(Data records)
※
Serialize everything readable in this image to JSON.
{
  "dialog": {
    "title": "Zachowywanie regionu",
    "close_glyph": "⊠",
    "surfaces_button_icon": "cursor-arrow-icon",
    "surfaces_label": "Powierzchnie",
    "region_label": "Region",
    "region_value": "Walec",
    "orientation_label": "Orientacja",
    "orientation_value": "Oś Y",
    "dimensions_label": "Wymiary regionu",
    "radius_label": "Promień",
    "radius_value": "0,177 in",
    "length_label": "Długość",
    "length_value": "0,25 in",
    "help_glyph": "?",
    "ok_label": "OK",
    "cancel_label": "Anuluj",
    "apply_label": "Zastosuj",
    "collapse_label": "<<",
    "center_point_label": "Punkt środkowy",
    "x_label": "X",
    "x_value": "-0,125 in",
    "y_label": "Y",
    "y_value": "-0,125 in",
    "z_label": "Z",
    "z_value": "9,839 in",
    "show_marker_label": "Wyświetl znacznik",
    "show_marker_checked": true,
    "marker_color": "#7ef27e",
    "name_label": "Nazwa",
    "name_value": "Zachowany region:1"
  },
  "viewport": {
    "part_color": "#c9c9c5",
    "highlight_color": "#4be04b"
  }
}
※
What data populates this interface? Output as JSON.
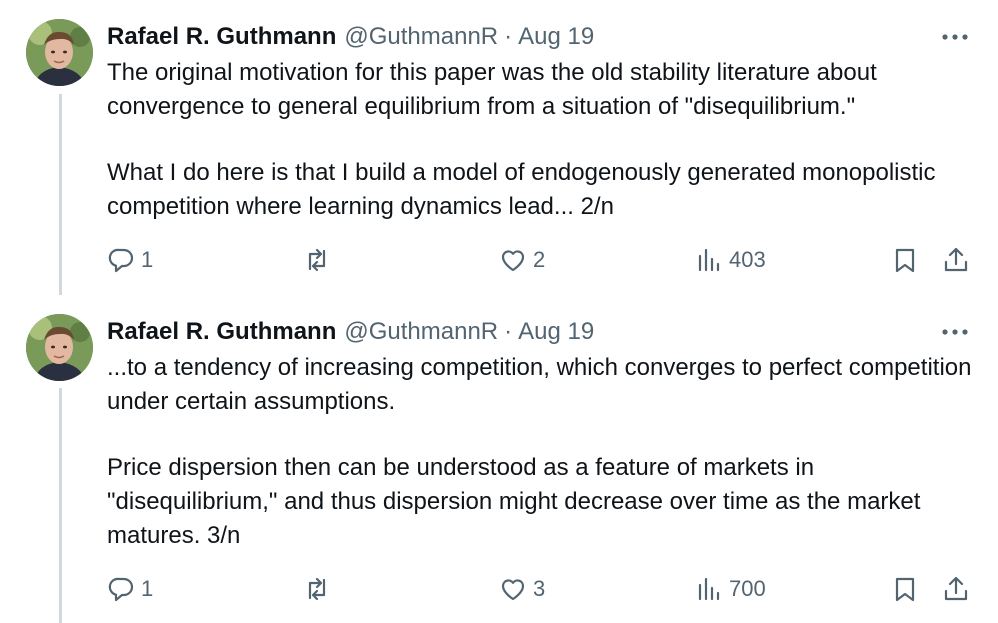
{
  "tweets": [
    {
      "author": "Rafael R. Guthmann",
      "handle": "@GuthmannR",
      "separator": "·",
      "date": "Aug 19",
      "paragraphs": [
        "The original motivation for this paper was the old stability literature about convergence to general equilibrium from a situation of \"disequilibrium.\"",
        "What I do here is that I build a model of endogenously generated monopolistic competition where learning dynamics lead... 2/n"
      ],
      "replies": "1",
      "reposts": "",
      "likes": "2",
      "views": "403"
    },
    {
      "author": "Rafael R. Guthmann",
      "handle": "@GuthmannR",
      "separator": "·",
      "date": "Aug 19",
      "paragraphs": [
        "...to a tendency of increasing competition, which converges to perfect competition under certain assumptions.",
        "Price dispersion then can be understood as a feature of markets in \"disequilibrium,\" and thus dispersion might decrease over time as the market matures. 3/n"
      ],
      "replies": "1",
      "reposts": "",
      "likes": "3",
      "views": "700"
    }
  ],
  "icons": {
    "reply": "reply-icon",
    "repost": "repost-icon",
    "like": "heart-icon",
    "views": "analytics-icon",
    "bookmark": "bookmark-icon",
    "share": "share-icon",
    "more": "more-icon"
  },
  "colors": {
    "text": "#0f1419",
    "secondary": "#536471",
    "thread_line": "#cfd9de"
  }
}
※
Within the listing above, copy each line that has the string "disequilibrium".

        "The original motivation for this paper was the old stability literature about convergence to general equilibrium from a situation of \"disequilibrium.\"",
        "Price dispersion then can be understood as a feature of markets in \"disequilibrium,\" and thus dispersion might decrease over time as the market matures. 3/n"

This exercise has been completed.